Below are the records; pull every line that includes "title".

+++ EXTRACTED DATA +++

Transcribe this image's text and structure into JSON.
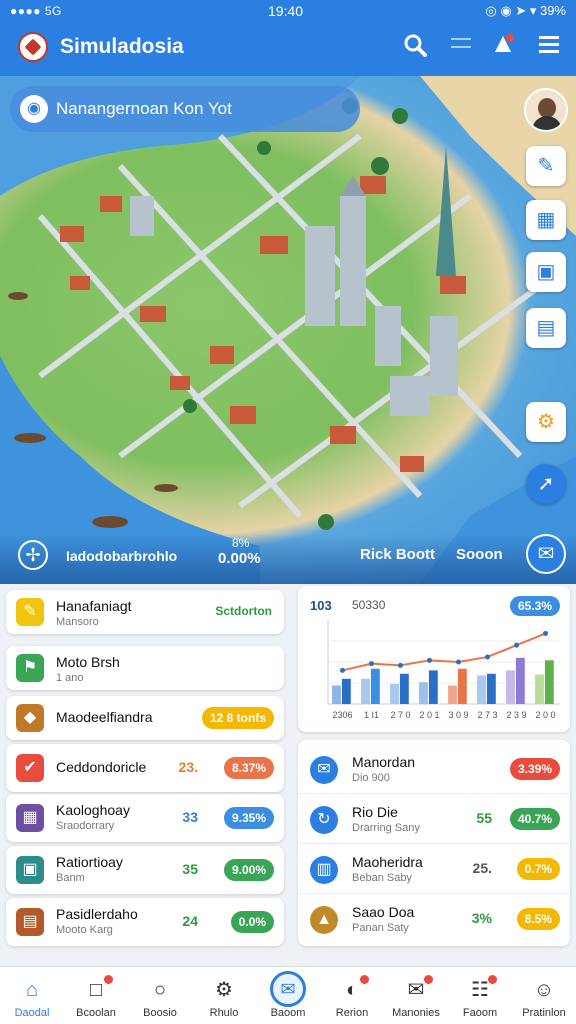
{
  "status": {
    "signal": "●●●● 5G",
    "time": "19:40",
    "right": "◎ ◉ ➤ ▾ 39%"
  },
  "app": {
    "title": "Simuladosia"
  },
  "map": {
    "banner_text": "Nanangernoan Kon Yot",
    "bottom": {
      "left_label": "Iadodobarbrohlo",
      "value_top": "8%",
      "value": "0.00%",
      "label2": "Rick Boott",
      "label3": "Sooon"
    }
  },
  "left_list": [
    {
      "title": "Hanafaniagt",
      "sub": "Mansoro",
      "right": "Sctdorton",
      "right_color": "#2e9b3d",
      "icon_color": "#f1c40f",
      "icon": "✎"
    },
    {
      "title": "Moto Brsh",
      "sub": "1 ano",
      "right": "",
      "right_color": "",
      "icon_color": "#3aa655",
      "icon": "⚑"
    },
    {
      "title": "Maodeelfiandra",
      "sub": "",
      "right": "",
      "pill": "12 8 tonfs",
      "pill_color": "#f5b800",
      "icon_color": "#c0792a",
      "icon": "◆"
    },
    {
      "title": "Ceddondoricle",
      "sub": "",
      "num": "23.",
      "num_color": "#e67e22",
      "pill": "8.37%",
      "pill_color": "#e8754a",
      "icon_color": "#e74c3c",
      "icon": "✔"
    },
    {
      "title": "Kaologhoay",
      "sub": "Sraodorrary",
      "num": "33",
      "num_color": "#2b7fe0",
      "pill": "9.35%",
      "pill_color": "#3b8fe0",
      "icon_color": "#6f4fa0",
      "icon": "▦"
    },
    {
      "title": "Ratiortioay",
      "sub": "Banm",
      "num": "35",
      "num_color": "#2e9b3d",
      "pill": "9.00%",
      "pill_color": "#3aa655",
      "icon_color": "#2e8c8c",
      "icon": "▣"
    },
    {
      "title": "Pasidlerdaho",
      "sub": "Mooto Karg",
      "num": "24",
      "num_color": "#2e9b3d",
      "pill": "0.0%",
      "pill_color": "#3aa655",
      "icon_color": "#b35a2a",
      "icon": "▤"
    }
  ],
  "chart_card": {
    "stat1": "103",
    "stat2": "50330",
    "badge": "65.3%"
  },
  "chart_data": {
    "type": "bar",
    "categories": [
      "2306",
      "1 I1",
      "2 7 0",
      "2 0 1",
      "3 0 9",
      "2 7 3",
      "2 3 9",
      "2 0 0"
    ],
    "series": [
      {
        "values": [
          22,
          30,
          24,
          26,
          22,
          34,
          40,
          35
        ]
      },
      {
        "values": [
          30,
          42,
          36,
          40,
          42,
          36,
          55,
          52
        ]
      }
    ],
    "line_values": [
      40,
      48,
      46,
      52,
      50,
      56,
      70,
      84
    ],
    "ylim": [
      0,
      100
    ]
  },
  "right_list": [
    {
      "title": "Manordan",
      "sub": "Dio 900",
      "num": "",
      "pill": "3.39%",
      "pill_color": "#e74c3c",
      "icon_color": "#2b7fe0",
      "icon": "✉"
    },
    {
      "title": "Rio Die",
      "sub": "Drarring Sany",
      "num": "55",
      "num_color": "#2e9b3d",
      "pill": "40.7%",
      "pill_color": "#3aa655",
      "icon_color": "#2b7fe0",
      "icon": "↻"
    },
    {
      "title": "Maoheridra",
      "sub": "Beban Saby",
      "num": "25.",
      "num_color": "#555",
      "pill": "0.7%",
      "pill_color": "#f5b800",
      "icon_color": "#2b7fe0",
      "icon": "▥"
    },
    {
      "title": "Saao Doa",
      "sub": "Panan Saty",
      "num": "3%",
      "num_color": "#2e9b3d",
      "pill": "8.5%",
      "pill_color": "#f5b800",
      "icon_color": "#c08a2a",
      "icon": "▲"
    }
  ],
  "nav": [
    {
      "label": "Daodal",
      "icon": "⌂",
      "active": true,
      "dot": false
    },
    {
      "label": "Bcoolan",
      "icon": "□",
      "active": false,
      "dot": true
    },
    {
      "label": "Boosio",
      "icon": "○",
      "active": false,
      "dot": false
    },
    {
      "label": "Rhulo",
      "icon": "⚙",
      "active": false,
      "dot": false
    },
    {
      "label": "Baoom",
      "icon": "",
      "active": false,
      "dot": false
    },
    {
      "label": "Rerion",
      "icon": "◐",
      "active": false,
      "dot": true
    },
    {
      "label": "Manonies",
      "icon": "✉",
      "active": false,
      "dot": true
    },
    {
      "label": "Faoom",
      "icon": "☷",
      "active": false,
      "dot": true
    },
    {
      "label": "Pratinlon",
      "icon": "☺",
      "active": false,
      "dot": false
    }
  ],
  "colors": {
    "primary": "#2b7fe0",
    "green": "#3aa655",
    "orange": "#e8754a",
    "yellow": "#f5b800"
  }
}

+++

* FULL SOLUTION *
    "title": "Simuladosia"
      "title": "Hanafaniagt",
      "title": "Moto Brsh",
      "title": "Maodeelfiandra",
      "title": "Ceddondoricle",
      "title": "Kaologhoay",
      "title": "Ratiortioay",
      "title": "Pasidlerdaho",
      "title": "Manordan",
      "title": "Rio Die",
      "title": "Maoheridra",
      "title": "Saao Doa",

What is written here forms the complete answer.